:: TASK DETAILS ::
Find the lines holding the string "JSON" in the data, then copy all of them.

:: SUPPLIED INFORMATION ::

++++++++++

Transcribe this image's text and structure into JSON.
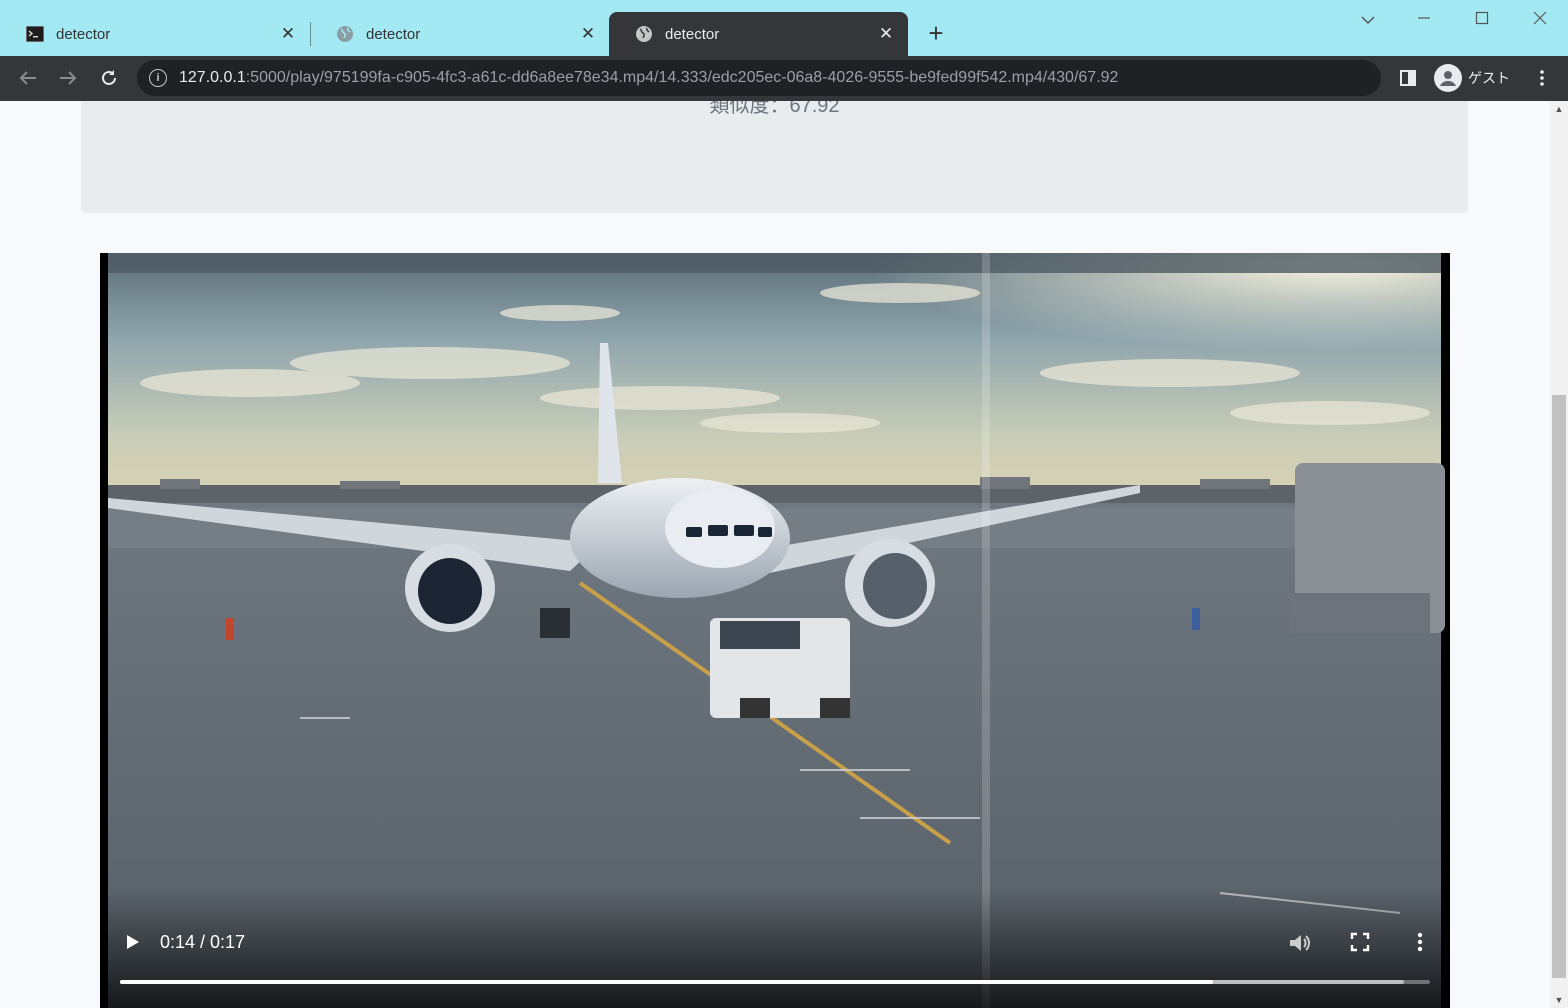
{
  "browser": {
    "tabs": [
      {
        "title": "detector",
        "icon": "terminal-icon",
        "active": false
      },
      {
        "title": "detector",
        "icon": "globe-icon",
        "active": false
      },
      {
        "title": "detector",
        "icon": "globe-icon",
        "active": true
      }
    ],
    "url_host": "127.0.0.1",
    "url_path": ":5000/play/975199fa-c905-4fc3-a61c-dd6a8ee78e34.mp4/14.333/edc205ec-06a8-4026-9555-be9fed99f542.mp4/430/67.92",
    "profile_label": "ゲスト",
    "colors": {
      "tabstrip": "#a3e9f3",
      "toolbar": "#35363a",
      "omnibox": "#202124"
    }
  },
  "page": {
    "similarity_text": "類似度：67.92",
    "video": {
      "current_time": "0:14",
      "duration": "0:17",
      "time_display": "0:14 / 0:17",
      "progress_fraction": 0.834,
      "buffered_fraction": 0.98,
      "state": "paused"
    }
  }
}
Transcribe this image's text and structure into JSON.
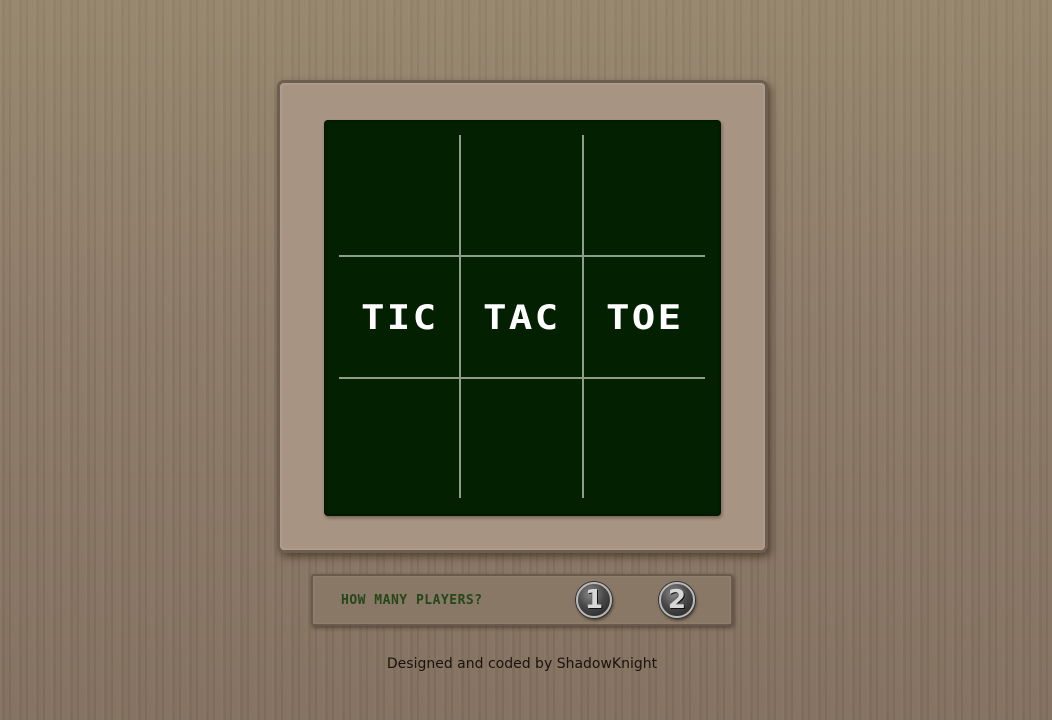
{
  "board": {
    "cells": [
      "",
      "",
      "",
      "TIC",
      "TAC",
      "TOE",
      "",
      "",
      ""
    ]
  },
  "players": {
    "prompt": "HOW MANY PLAYERS?",
    "one_label": "1",
    "two_label": "2"
  },
  "footer": {
    "credit_prefix": "Designed and coded by",
    "author": "ShadowKnight"
  },
  "colors": {
    "board": "#032101",
    "frame": "#a89482",
    "prompt": "#24471a"
  }
}
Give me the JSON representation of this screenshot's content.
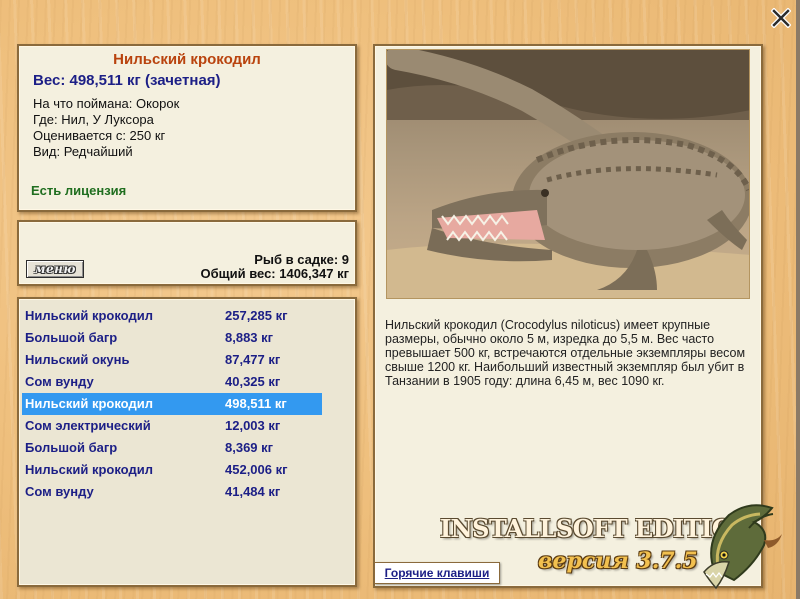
{
  "info": {
    "title": "Нильский крокодил",
    "weight": "Вес: 498,511 кг (зачетная)",
    "bait": "На что поймана: Окорок",
    "location": "Где: Нил, У Луксора",
    "valued_from": "Оценивается с: 250 кг",
    "rarity": "Вид: Редчайший",
    "license": "Есть лицензия"
  },
  "cage": {
    "menu_label": "меню",
    "fish_count": "Рыб в садке: 9",
    "total_weight": "Общий вес: 1406,347 кг"
  },
  "catch_list": [
    {
      "name": "Нильский крокодил",
      "weight": "257,285 кг",
      "selected": false
    },
    {
      "name": "Большой багр",
      "weight": "8,883 кг",
      "selected": false
    },
    {
      "name": "Нильский окунь",
      "weight": "87,477 кг",
      "selected": false
    },
    {
      "name": "Сом вунду",
      "weight": "40,325 кг",
      "selected": false
    },
    {
      "name": "Нильский крокодил",
      "weight": "498,511 кг",
      "selected": true
    },
    {
      "name": "Сом электрический",
      "weight": "12,003 кг",
      "selected": false
    },
    {
      "name": "Большой багр",
      "weight": "8,369 кг",
      "selected": false
    },
    {
      "name": "Нильский крокодил",
      "weight": "452,006 кг",
      "selected": false
    },
    {
      "name": "Сом вунду",
      "weight": "41,484 кг",
      "selected": false
    }
  ],
  "description": "Нильский крокодил (Crocodylus niloticus) имеет крупные размеры, обычно около 5 м, изредка до 5,5 м. Вес часто превышает 500 кг, встречаются отдельные экземпляры весом свыше 1200 кг. Наибольший известный экземпляр был убит в Танзании в 1905 году: длина 6,45 м, вес 1090 кг.",
  "hotkeys_label": "Горячие клавиши",
  "branding": {
    "edition": "INSTALLSOFT EDITION",
    "version": "версия 3.7.5"
  },
  "icons": [
    "close-icon",
    "crocodile-photo",
    "pike-logo"
  ],
  "colors": {
    "title": "#b9430e",
    "accent_text": "#1c1f86",
    "license": "#1f6e1f",
    "selection": "#3399f0"
  }
}
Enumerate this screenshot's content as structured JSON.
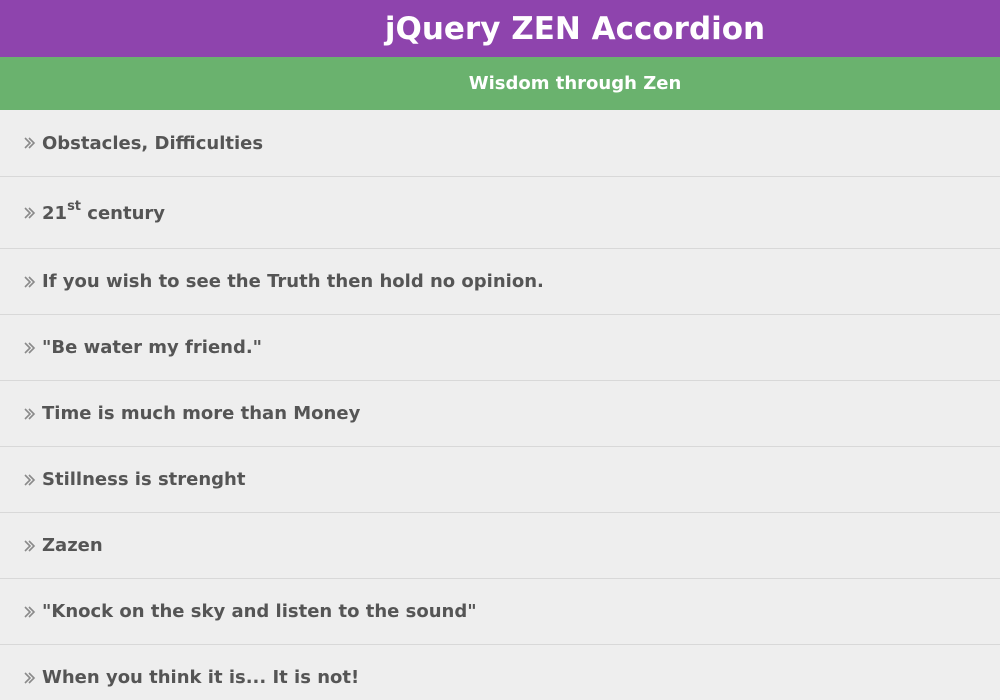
{
  "header": {
    "title": "jQuery ZEN Accordion"
  },
  "subheader": {
    "text": "Wisdom through Zen"
  },
  "accordion": {
    "items": [
      {
        "label": "Obstacles, Difficulties"
      },
      {
        "label_main": "21",
        "label_sup": "st",
        "label_rest": " century"
      },
      {
        "label": "If you wish to see the Truth then hold no opinion."
      },
      {
        "label": "\"Be water my friend.\""
      },
      {
        "label": "Time is much more than Money"
      },
      {
        "label": "Stillness is strenght"
      },
      {
        "label": "Zazen"
      },
      {
        "label": "\"Knock on the sky and listen to the sound\""
      },
      {
        "label": "When you think it is... It is not!"
      }
    ],
    "icon": "double-chevron-right-icon"
  },
  "colors": {
    "header_bg": "#8e44ad",
    "subheader_bg": "#6ab26e",
    "body_bg": "#eeeeee",
    "text": "#555555"
  }
}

++++++++++

:: RESPONSE ::
Transcribe this image's text and structure into JSON.
Transcribe this image's text and structure into JSON.
Give me the JSON representation of this screenshot's content.
Enumerate this screenshot's content as structured JSON.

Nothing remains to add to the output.